EXTRACTED MATERIAL ▸

:::::

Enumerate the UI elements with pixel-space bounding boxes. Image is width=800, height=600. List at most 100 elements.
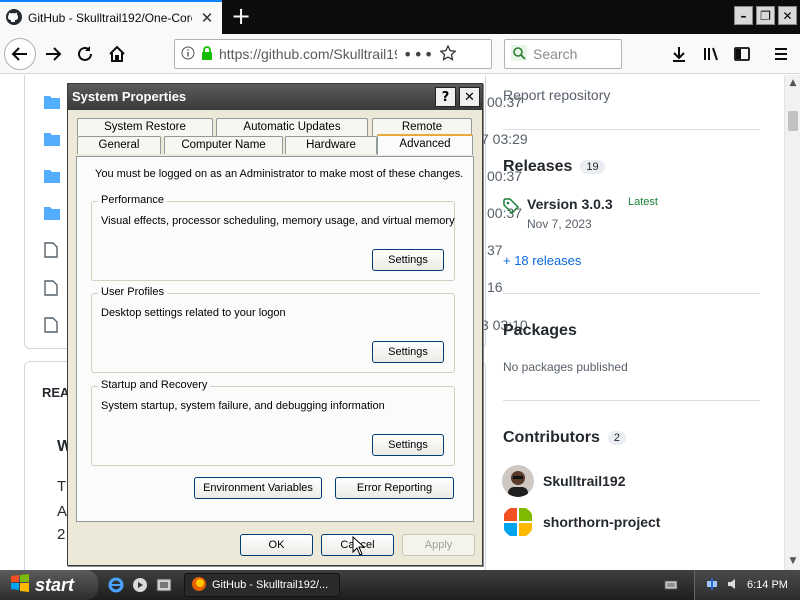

:::::

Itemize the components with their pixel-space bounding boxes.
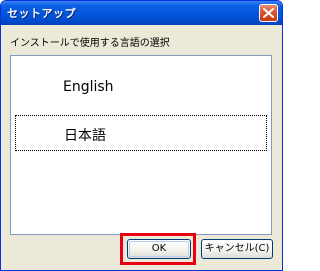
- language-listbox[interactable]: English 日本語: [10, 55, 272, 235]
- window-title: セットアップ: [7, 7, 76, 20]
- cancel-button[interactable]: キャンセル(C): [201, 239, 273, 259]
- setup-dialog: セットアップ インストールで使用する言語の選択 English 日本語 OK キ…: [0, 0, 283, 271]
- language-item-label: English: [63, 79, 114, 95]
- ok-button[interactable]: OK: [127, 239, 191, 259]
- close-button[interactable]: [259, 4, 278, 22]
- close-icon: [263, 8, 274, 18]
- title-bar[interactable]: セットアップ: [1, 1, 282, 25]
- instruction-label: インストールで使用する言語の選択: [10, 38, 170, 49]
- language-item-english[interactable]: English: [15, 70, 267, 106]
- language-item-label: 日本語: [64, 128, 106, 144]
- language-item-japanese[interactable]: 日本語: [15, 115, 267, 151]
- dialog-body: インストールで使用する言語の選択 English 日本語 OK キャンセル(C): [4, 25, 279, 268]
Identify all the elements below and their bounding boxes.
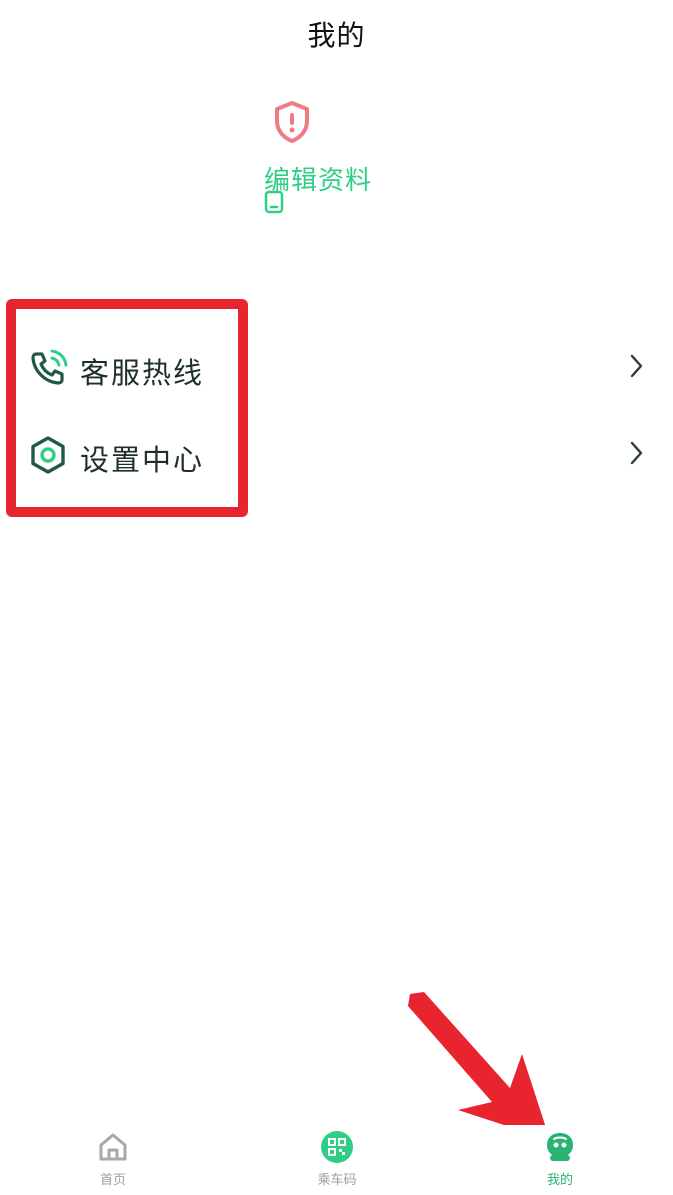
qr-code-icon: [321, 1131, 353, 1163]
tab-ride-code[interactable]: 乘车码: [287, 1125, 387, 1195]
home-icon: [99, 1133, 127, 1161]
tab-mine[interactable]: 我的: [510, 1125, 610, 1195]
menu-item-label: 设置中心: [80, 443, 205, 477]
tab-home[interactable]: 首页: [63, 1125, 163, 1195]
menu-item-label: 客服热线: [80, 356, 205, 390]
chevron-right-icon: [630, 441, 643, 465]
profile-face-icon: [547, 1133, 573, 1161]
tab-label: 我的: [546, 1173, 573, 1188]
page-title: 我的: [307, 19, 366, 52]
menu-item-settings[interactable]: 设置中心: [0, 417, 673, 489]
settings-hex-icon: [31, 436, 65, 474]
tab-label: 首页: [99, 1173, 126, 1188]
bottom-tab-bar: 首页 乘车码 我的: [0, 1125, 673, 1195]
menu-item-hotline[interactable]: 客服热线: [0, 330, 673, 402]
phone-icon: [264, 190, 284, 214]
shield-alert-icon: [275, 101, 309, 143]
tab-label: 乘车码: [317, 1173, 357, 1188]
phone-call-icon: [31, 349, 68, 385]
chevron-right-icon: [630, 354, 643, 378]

:::::

TASK TO CARRY OUT ▸ Format the lines of the data from the one containing "Itemize the components" through the one containing "- dialog-body: インストールで使用する言語の選択", both included, as a JSON list of strings with one string per line and no blank lines. Leave the pictures out of the answer.

TASK SOLUTION ▸
[
  "Itemize the components with their pixel-space bounding boxes.",
  "- language-listbox[interactable]: English 日本語: [10, 55, 272, 235]",
  "- window-title: セットアップ: [7, 7, 76, 20]",
  "- cancel-button[interactable]: キャンセル(C): [201, 239, 273, 259]",
  "- setup-dialog: セットアップ インストールで使用する言語の選択 English 日本語 OK キ…: [0, 0, 283, 271]",
  "- language-item-label: English: [63, 79, 114, 95]",
  "- ok-button[interactable]: OK: [127, 239, 191, 259]",
  "- close-button[interactable]: [259, 4, 278, 22]",
  "- close-icon: [263, 8, 274, 18]",
  "- title-bar[interactable]: セットアップ: [1, 1, 282, 25]",
  "- instruction-label: インストールで使用する言語の選択: [10, 38, 170, 49]",
  "- language-item-english[interactable]: English: [15, 70, 267, 106]",
  "- language-item-label: 日本語: [64, 128, 106, 144]",
  "- language-item-japanese[interactable]: 日本語: [15, 115, 267, 151]",
  "- dialog-body: インストールで使用する言語の選択 English 日本語 OK キャンセル(C): [4, 25, 279, 268]"
]